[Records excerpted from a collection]

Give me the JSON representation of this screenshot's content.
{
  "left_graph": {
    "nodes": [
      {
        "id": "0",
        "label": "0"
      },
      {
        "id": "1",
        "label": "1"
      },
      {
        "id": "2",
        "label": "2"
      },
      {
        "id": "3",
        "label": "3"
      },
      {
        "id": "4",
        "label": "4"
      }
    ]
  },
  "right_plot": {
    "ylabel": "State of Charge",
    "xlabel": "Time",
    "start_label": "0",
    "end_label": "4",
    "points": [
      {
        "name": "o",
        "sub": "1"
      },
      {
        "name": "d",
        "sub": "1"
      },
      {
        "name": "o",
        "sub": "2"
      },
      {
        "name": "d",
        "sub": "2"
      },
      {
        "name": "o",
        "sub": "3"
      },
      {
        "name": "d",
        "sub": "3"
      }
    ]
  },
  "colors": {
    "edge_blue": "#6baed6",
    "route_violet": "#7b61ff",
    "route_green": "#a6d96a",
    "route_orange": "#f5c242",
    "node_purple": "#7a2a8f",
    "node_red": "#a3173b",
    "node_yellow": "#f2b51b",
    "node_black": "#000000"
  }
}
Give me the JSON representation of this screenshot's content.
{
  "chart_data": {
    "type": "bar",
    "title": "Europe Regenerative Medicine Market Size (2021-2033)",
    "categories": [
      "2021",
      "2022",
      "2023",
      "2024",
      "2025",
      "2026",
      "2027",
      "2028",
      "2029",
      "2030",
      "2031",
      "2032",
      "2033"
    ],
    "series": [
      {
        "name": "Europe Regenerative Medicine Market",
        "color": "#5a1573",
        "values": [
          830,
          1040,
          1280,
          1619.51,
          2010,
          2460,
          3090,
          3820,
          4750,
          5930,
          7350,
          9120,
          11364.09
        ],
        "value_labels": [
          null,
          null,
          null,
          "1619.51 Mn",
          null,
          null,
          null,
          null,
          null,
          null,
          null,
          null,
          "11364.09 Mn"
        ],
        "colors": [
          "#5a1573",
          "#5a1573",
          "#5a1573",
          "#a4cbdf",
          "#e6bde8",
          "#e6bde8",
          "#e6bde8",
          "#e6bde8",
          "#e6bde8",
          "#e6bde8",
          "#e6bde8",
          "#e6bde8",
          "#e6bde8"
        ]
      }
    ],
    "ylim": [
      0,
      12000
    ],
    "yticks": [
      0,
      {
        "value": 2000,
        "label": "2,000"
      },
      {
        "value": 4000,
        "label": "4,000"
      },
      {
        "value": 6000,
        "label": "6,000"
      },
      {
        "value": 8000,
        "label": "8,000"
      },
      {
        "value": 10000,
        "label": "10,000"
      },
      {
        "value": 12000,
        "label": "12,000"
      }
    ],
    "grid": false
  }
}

• [Exercise description]: From the listing above, pick out each line where the word "Regenerative" appears.

• [Answer to this task]:
    "title": "Europe Regenerative Medicine Market Size (2021-2033)",
        "name": "Europe Regenerative Medicine Market",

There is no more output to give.